- _Required task_
Pull out each line of the records holding the string "dollar".

- _Dataset records_
———
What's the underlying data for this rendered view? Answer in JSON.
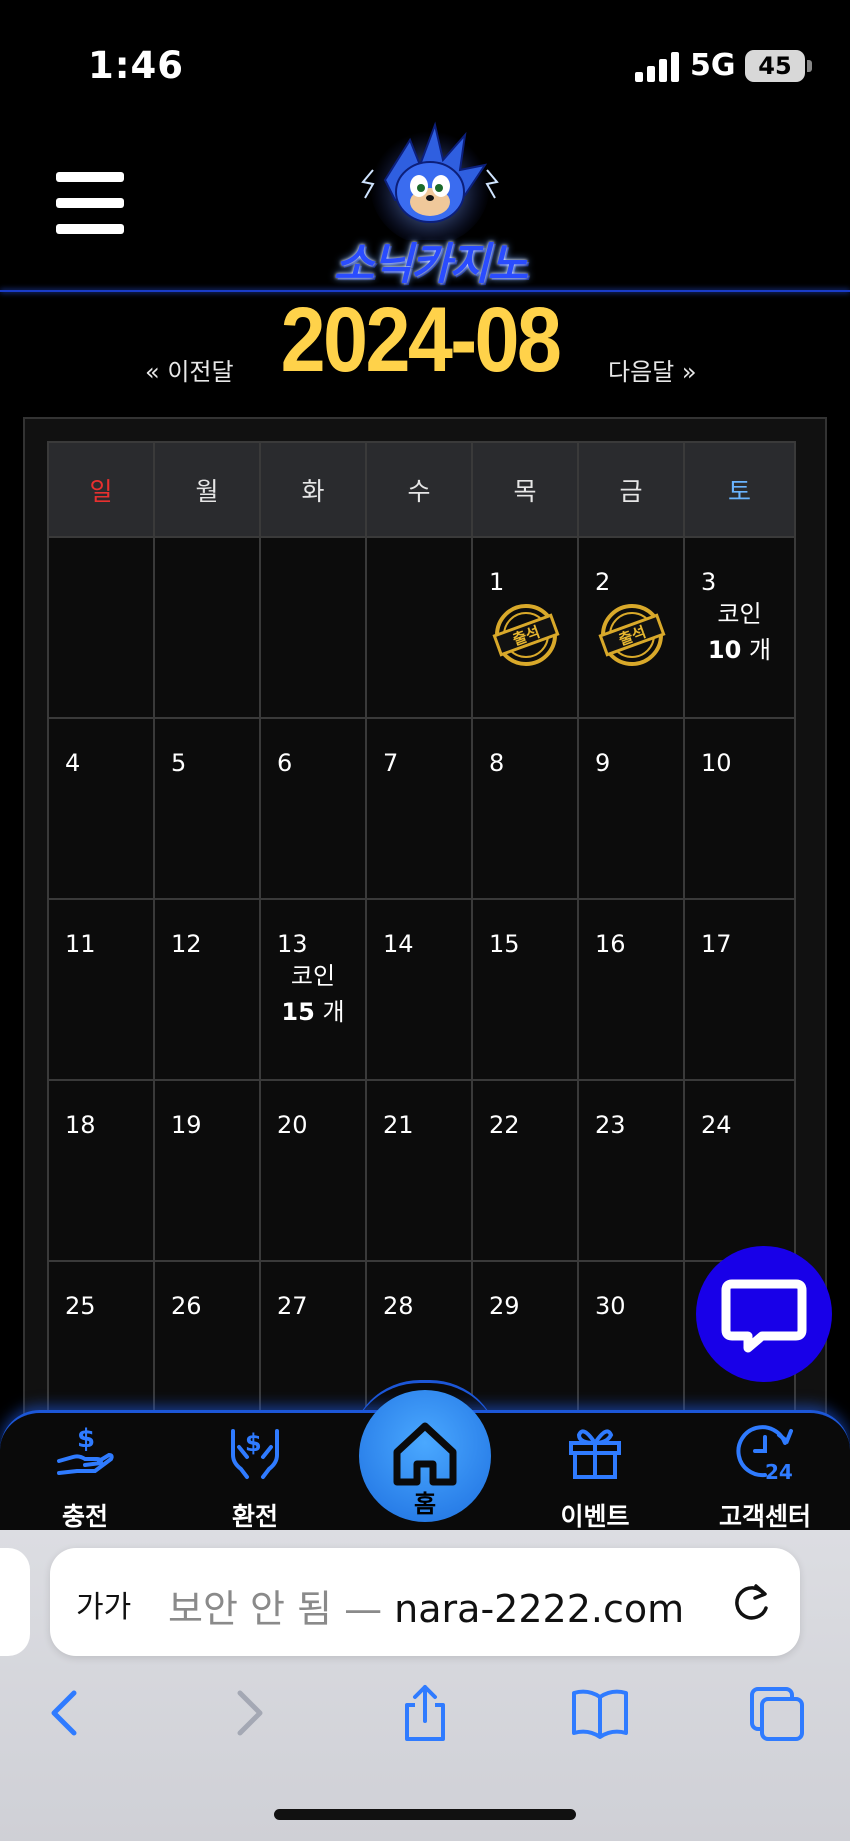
{
  "status": {
    "time": "1:46",
    "network": "5G",
    "battery": "45"
  },
  "header": {
    "logo_text": "소닉카지노"
  },
  "calendar": {
    "prev_label": "« 이전달",
    "next_label": "다음달 »",
    "title": "2024-08",
    "weekdays": [
      {
        "label": "일",
        "color": "#e8302f"
      },
      {
        "label": "월",
        "color": "#e6e6e6"
      },
      {
        "label": "화",
        "color": "#e6e6e6"
      },
      {
        "label": "수",
        "color": "#e6e6e6"
      },
      {
        "label": "목",
        "color": "#e6e6e6"
      },
      {
        "label": "금",
        "color": "#e6e6e6"
      },
      {
        "label": "토",
        "color": "#6ab4ff"
      }
    ],
    "coin_word": "코인",
    "coin_unit": "개",
    "stamp_text": "출석",
    "weeks": [
      [
        "",
        "",
        "",
        "",
        "1",
        "2",
        "3"
      ],
      [
        "4",
        "5",
        "6",
        "7",
        "8",
        "9",
        "10"
      ],
      [
        "11",
        "12",
        "13",
        "14",
        "15",
        "16",
        "17"
      ],
      [
        "18",
        "19",
        "20",
        "21",
        "22",
        "23",
        "24"
      ],
      [
        "25",
        "26",
        "27",
        "28",
        "29",
        "30",
        ""
      ]
    ],
    "attended_days": [
      "1",
      "2"
    ],
    "coin_rewards": {
      "3": "10",
      "13": "15"
    }
  },
  "bottom_nav": {
    "items": [
      {
        "label": "충전",
        "icon": "deposit-hand-dollar-icon"
      },
      {
        "label": "환전",
        "icon": "exchange-hands-dollar-icon"
      },
      {
        "label": "이벤트",
        "icon": "gift-icon"
      },
      {
        "label": "고객센터",
        "icon": "support-24h-icon"
      }
    ],
    "home_label": "홈"
  },
  "browser": {
    "text_size_label": "가가",
    "security_label": "보안 안 됨 —",
    "domain": "nara-2222.com"
  },
  "colors": {
    "accent_blue": "#1c57d8",
    "title_gold": "#ffd24a",
    "chat_blue": "#1800e8",
    "icon_blue": "#2f7bff"
  }
}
———
- _Answer below_
        "icon": "deposit-hand-dollar-icon"
        "icon": "exchange-hands-dollar-icon"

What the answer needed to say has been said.